EXERCISE TASK:
Pictures within the data are to be left out; everything else must be reproduced exactly.
++++++++++
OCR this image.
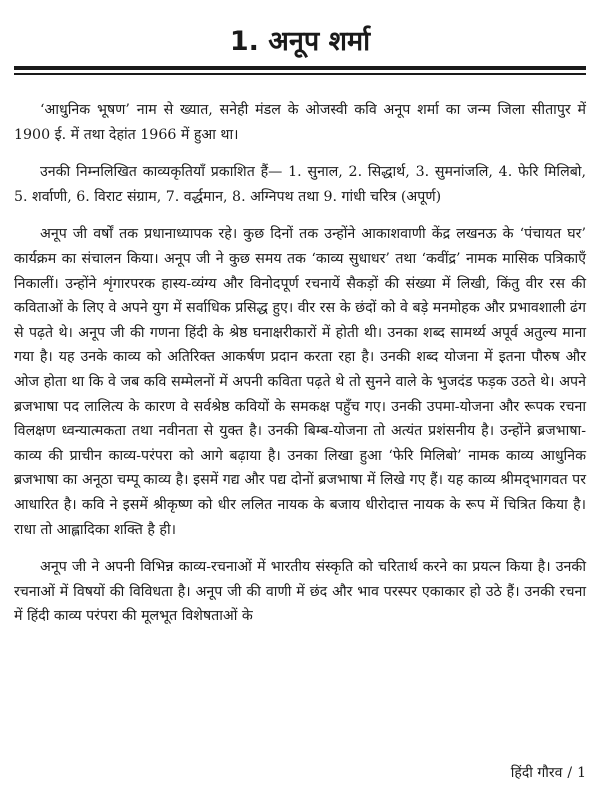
1. अनूप शर्मा

‘आधुनिक भूषण’ नाम से ख्यात, सनेही मंडल के ओजस्वी कवि अनूप शर्मा का जन्म जिला सीतापुर में 1900 ई. में तथा देहांत 1966 में हुआ था।

उनकी निम्नलिखित काव्यकृतियाँ प्रकाशित हैं— 1. सुनाल, 2. सिद्धार्थ, 3. सुमनांजलि, 4. फेरि मिलिबो, 5. शर्वाणी, 6. विराट संग्राम, 7. वर्द्धमान, 8. अग्निपथ तथा 9. गांधी चरित्र (अपूर्ण)

अनूप जी वर्षों तक प्रधानाध्यापक रहे। कुछ दिनों तक उन्होंने आकाशवाणी केंद्र लखनऊ के ‘पंचायत घर’ कार्यक्रम का संचालन किया। अनूप जी ने कुछ समय तक ‘काव्य सुधाधर’ तथा ‘कवींद्र’ नामक मासिक पत्रिकाएँ निकालीं। उन्होंने शृंगारपरक हास्य-व्यंग्य और विनोदपूर्ण रचनायें सैकड़ों की संख्या में लिखी, किंतु वीर रस की कविताओं के लिए वे अपने युग में सर्वाधिक प्रसिद्ध हुए। वीर रस के छंदों को वे बड़े मनमोहक और प्रभावशाली ढंग से पढ़ते थे। अनूप जी की गणना हिंदी के श्रेष्ठ घनाक्षरीकारों में होती थी। उनका शब्द सामर्थ्य अपूर्व अतुल्य माना गया है। यह उनके काव्य को अतिरिक्त आकर्षण प्रदान करता रहा है। उनकी शब्द योजना में इतना पौरुष और ओज होता था कि वे जब कवि सम्मेलनों में अपनी कविता पढ़ते थे तो सुनने वाले के भुजदंड फड़क उठते थे। अपने ब्रजभाषा पद लालित्य के कारण वे सर्वश्रेष्ठ कवियों के समकक्ष पहुँच गए। उनकी उपमा-योजना और रूपक रचना विलक्षण ध्वन्यात्मकता तथा नवीनता से युक्त है। उनकी बिम्ब-योजना तो अत्यंत प्रशंसनीय है। उन्होंने ब्रजभाषा-काव्य की प्राचीन काव्य-परंपरा को आगे बढ़ाया है। उनका लिखा हुआ ‘फेरि मिलिबो’ नामक काव्य आधुनिक ब्रजभाषा का अनूठा चम्पू काव्य है। इसमें गद्य और पद्य दोनों ब्रजभाषा में लिखे गए हैं। यह काव्य श्रीमद्‌भागवत पर आधारित है। कवि ने इसमें श्रीकृष्ण को धीर ललित नायक के बजाय धीरोदात्त नायक के रूप में चित्रित किया है। राधा तो आह्लादिका शक्ति है ही।

अनूप जी ने अपनी विभिन्न काव्य-रचनाओं में भारतीय संस्कृति को चरितार्थ करने का प्रयत्न किया है। उनकी रचनाओं में विषयों की विविधता है। अनूप जी की वाणी में छंद और भाव परस्पर एकाकार हो उठे हैं। उनकी रचना में हिंदी काव्य परंपरा की मूलभूत विशेषताओं के

हिंदी गौरव / 1
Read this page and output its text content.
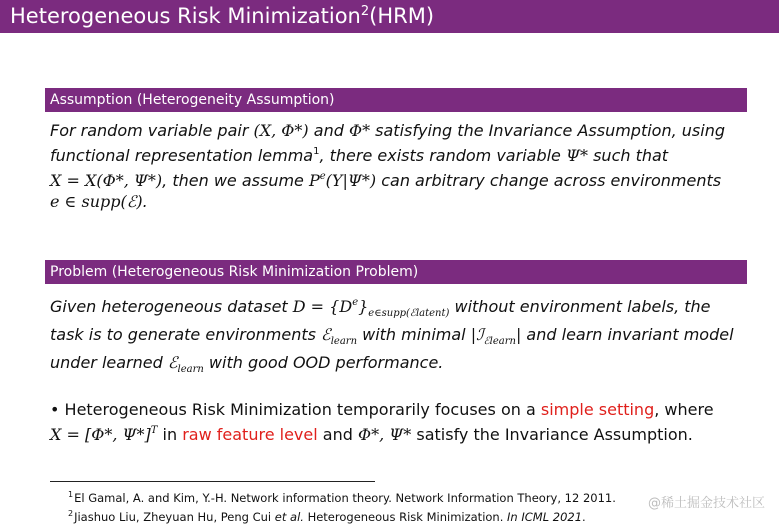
Heterogeneous Risk Minimization$^2$(HRM)
Assumption (Heterogeneity Assumption)
For random variable pair (X, Φ*) and Φ* satisfying the Invariance Assumption, using
functional representation lemma$^1$, there exists random variable Ψ* such that
X = X(Φ*, Ψ*), then we assume $P^e(Y|\Psi*)$ can arbitrary change across environments
e ∈ supp(ℰ).
Problem (Heterogeneous Risk Minimization Problem)
Given heterogeneous dataset $D = \{D^e\}_{e\in supp(ℰlatent)}$ without environment labels, the
task is to generate environments ℰ$_{learn}$ with minimal |ℐ$_{ℰlearn}$| and learn invariant model
under learned ℰ$_{learn}$ with good OOD performance.
• Heterogeneous Risk Minimization temporarily focuses on a simple setting, where
X = [Φ*, Ψ*]$^T$ in raw feature level and Φ*, Ψ* satisfy the Invariance Assumption.
$^1$El Gamal, A. and Kim, Y.-H. Network information theory. Network Information Theory, 12 2011.
$^2$Jiashuo Liu, Zheyuan Hu, Peng Cui et al. Heterogeneous Risk Minimization. In ICML 2021.
@稀土掘金技术社区
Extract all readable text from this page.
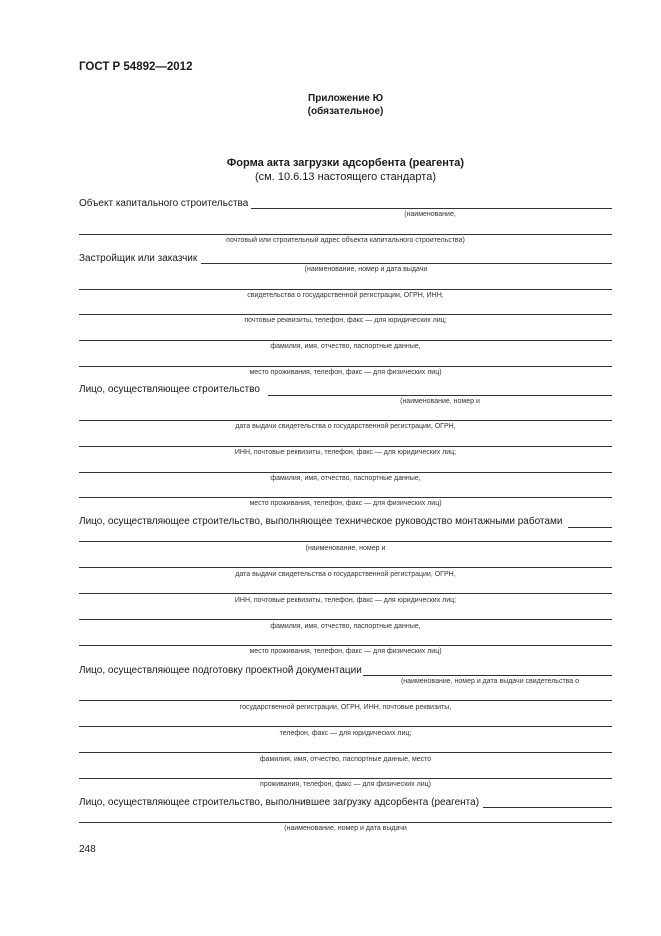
ГОСТ Р 54892—2012
Приложение Ю
(обязательное)
Форма акта загрузки адсорбента (реагента)
(см. 10.6.13 настоящего стандарта)
Объект капитального строительства
(наименование,
почтовый или строительный адрес объекта капитального строительства)
Застройщик или заказчик
(наименование, номер и дата выдачи
свидетельства о государственной регистрации, ОГРН, ИНН,
почтовые реквизиты, телефон, факс — для юридических лиц;
фамилия, имя, отчество, паспортные данные,
место проживания, телефон, факс — для физических лиц)
Лицо, осуществляющее строительство
(наименование, номер и
дата выдачи свидетельства о государственной регистрации, ОГРН,
ИНН, почтовые реквизиты, телефон, факс — для юридических лиц;
фамилия, имя, отчество, паспортные данные,
место проживания, телефон, факс — для физических лиц)
Лицо, осуществляющее строительство, выполняющее техническое руководство монтажными работами
(наименование, номер и
дата выдачи свидетельства о государственной регистрации, ОГРН,
ИНН, почтовые реквизиты, телефон, факс — для юридических лиц;
фамилия, имя, отчество, паспортные данные,
место проживания, телефон, факс — для физических лиц)
Лицо, осуществляющее подготовку проектной документации
(наименование, номер и дата выдачи свидетельства о
государственной регистрации, ОГРН, ИНН, почтовые реквизиты,
телефон, факс — для юридических лиц;
фамилия, имя, отчество, паспортные данные, место
проживания, телефон, факс — для физических лиц)
Лицо, осуществляющее строительство, выполнившее загрузку адсорбента (реагента)
(наименование, номер и дата выдачи
248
++++++++++
THE RESPONSE:
OCR this image.
1. अनूप शर्मा

‘आधुनिक भूषण’ नाम से ख्यात, सनेही मंडल के ओजस्वी कवि अनूप शर्मा का जन्म जिला सीतापुर में 1900 ई. में तथा देहांत 1966 में हुआ था।

उनकी निम्नलिखित काव्यकृतियाँ प्रकाशित हैं— 1. सुनाल, 2. सिद्धार्थ, 3. सुमनांजलि, 4. फेरि मिलिबो, 5. शर्वाणी, 6. विराट संग्राम, 7. वर्द्धमान, 8. अग्निपथ तथा 9. गांधी चरित्र (अपूर्ण)

अनूप जी वर्षों तक प्रधानाध्यापक रहे। कुछ दिनों तक उन्होंने आकाशवाणी केंद्र लखनऊ के ‘पंचायत घर’ कार्यक्रम का संचालन किया। अनूप जी ने कुछ समय तक ‘काव्य सुधाधर’ तथा ‘कवींद्र’ नामक मासिक पत्रिकाएँ निकालीं। उन्होंने शृंगारपरक हास्य-व्यंग्य और विनोदपूर्ण रचनायें सैकड़ों की संख्या में लिखी, किंतु वीर रस की कविताओं के लिए वे अपने युग में सर्वाधिक प्रसिद्ध हुए। वीर रस के छंदों को वे बड़े मनमोहक और प्रभावशाली ढंग से पढ़ते थे। अनूप जी की गणना हिंदी के श्रेष्ठ घनाक्षरीकारों में होती थी। उनका शब्द सामर्थ्य अपूर्व अतुल्य माना गया है। यह उनके काव्य को अतिरिक्त आकर्षण प्रदान करता रहा है। उनकी शब्द योजना में इतना पौरुष और ओज होता था कि वे जब कवि सम्मेलनों में अपनी कविता पढ़ते थे तो सुनने वाले के भुजदंड फड़क उठते थे। अपने ब्रजभाषा पद लालित्य के कारण वे सर्वश्रेष्ठ कवियों के समकक्ष पहुँच गए। उनकी उपमा-योजना और रूपक रचना विलक्षण ध्वन्यात्मकता तथा नवीनता से युक्त है। उनकी बिम्ब-योजना तो अत्यंत प्रशंसनीय है। उन्होंने ब्रजभाषा-काव्य की प्राचीन काव्य-परंपरा को आगे बढ़ाया है। उनका लिखा हुआ ‘फेरि मिलिबो’ नामक काव्य आधुनिक ब्रजभाषा का अनूठा चम्पू काव्य है। इसमें गद्य और पद्य दोनों ब्रजभाषा में लिखे गए हैं। यह काव्य श्रीमद्‌भागवत पर आधारित है। कवि ने इसमें श्रीकृष्ण को धीर ललित नायक के बजाय धीरोदात्त नायक के रूप में चित्रित किया है। राधा तो आह्लादिका शक्ति है ही।

अनूप जी ने अपनी विभिन्न काव्य-रचनाओं में भारतीय संस्कृति को चरितार्थ करने का प्रयत्न किया है। उनकी रचनाओं में विषयों की विविधता है। अनूप जी की वाणी में छंद और भाव परस्पर एकाकार हो उठे हैं। उनकी रचना में हिंदी काव्य परंपरा की मूलभूत विशेषताओं के

हिंदी गौरव / 1
Read this page and output its text content.
Heterogeneous Risk Minimization$^2$(HRM)
Assumption (Heterogeneity Assumption)
For random variable pair (X, Φ*) and Φ* satisfying the Invariance Assumption, using
functional representation lemma$^1$, there exists random variable Ψ* such that
X = X(Φ*, Ψ*), then we assume $P^e(Y|\Psi*)$ can arbitrary change across environments
e ∈ supp(ℰ).
Problem (Heterogeneous Risk Minimization Problem)
Given heterogeneous dataset $D = \{D^e\}_{e\in supp(ℰlatent)}$ without environment labels, the
task is to generate environments ℰ$_{learn}$ with minimal |ℐ$_{ℰlearn}$| and learn invariant model
under learned ℰ$_{learn}$ with good OOD performance.
• Heterogeneous Risk Minimization temporarily focuses on a simple setting, where
X = [Φ*, Ψ*]$^T$ in raw feature level and Φ*, Ψ* satisfy the Invariance Assumption.
$^1$El Gamal, A. and Kim, Y.-H. Network information theory. Network Information Theory, 12 2011.
$^2$Jiashuo Liu, Zheyuan Hu, Peng Cui et al. Heterogeneous Risk Minimization. In ICML 2021.
@稀土掘金技术社区
Extract all readable text from this page.
ГОСТ Р 54892—2012
Приложение Ю
(обязательное)
Форма акта загрузки адсорбента (реагента)
(см. 10.6.13 настоящего стандарта)
Объект капитального строительства
(наименование,
почтовый или строительный адрес объекта капитального строительства)
Застройщик или заказчик
(наименование, номер и дата выдачи
свидетельства о государственной регистрации, ОГРН, ИНН,
почтовые реквизиты, телефон, факс — для юридических лиц;
фамилия, имя, отчество, паспортные данные,
место проживания, телефон, факс — для физических лиц)
Лицо, осуществляющее строительство
(наименование, номер и
дата выдачи свидетельства о государственной регистрации, ОГРН,
ИНН, почтовые реквизиты, телефон, факс — для юридических лиц;
фамилия, имя, отчество, паспортные данные,
место проживания, телефон, факс — для физических лиц)
Лицо, осуществляющее строительство, выполняющее техническое руководство монтажными работами
(наименование, номер и
дата выдачи свидетельства о государственной регистрации, ОГРН,
ИНН, почтовые реквизиты, телефон, факс — для юридических лиц;
фамилия, имя, отчество, паспортные данные,
место проживания, телефон, факс — для физических лиц)
Лицо, осуществляющее подготовку проектной документации
(наименование, номер и дата выдачи свидетельства о
государственной регистрации, ОГРН, ИНН, почтовые реквизиты,
телефон, факс — для юридических лиц;
фамилия, имя, отчество, паспортные данные, место
проживания, телефон, факс — для физических лиц)
Лицо, осуществляющее строительство, выполнившее загрузку адсорбента (реагента)
(наименование, номер и дата выдачи
248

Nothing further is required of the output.